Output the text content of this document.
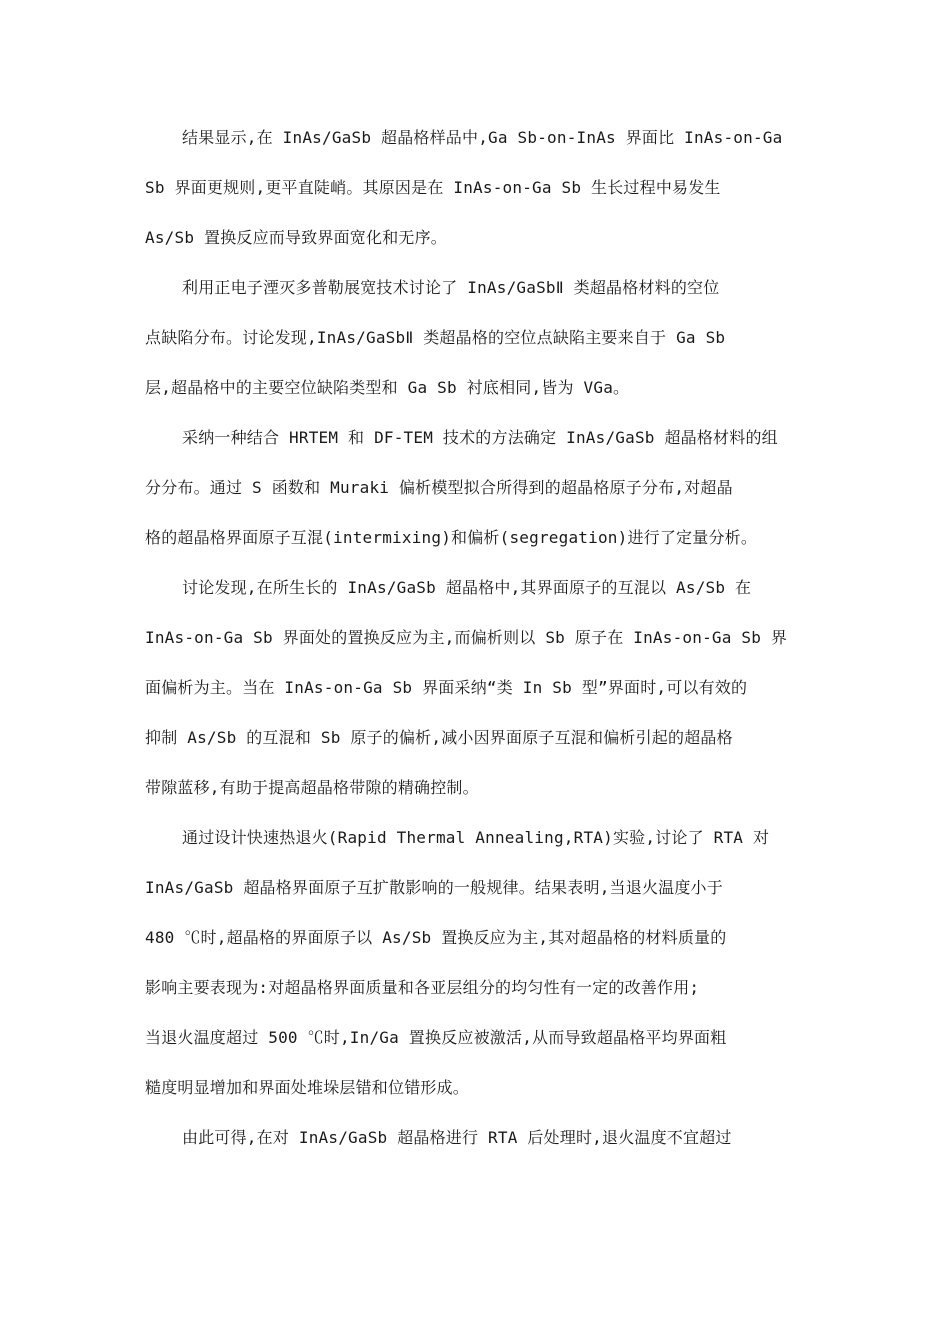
结果显示,在 InAs/GaSb 超晶格样品中,Ga Sb-on-InAs 界面比 InAs-on-Ga
Sb 界面更规则,更平直陡峭。其原因是在 InAs-on-Ga Sb 生长过程中易发生
As/Sb 置换反应而导致界面宽化和无序。
利用正电子湮灭多普勒展宽技术讨论了 InAs/GaSbⅡ 类超晶格材料的空位
点缺陷分布。讨论发现,InAs/GaSbⅡ 类超晶格的空位点缺陷主要来自于 Ga Sb
层,超晶格中的主要空位缺陷类型和 Ga Sb 衬底相同,皆为 VGa。
采纳一种结合 HRTEM 和 DF-TEM 技术的方法确定 InAs/GaSb 超晶格材料的组
分分布。通过 S 函数和 Muraki 偏析模型拟合所得到的超晶格原子分布,对超晶
格的超晶格界面原子互混(intermixing)和偏析(segregation)进行了定量分析。
讨论发现,在所生长的 InAs/GaSb 超晶格中,其界面原子的互混以 As/Sb 在
InAs-on-Ga Sb 界面处的置换反应为主,而偏析则以 Sb 原子在 InAs-on-Ga Sb 界
面偏析为主。当在 InAs-on-Ga Sb 界面采纳“类 In Sb 型”界面时,可以有效的
抑制 As/Sb 的互混和 Sb 原子的偏析,减小因界面原子互混和偏析引起的超晶格
带隙蓝移,有助于提高超晶格带隙的精确控制。
通过设计快速热退火(Rapid Thermal Annealing,RTA)实验,讨论了 RTA 对
InAs/GaSb 超晶格界面原子互扩散影响的一般规律。结果表明,当退火温度小于
480 ℃时,超晶格的界面原子以 As/Sb 置换反应为主,其对超晶格的材料质量的
影响主要表现为:对超晶格界面质量和各亚层组分的均匀性有一定的改善作用;
当退火温度超过 500 ℃时,In/Ga 置换反应被激活,从而导致超晶格平均界面粗
糙度明显增加和界面处堆垛层错和位错形成。
由此可得,在对 InAs/GaSb 超晶格进行 RTA 后处理时,退火温度不宜超过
==================================================
* [TO BE DONE]
Return only the number of lines in the data above that include the word "InAs".

* [ANSWER]
10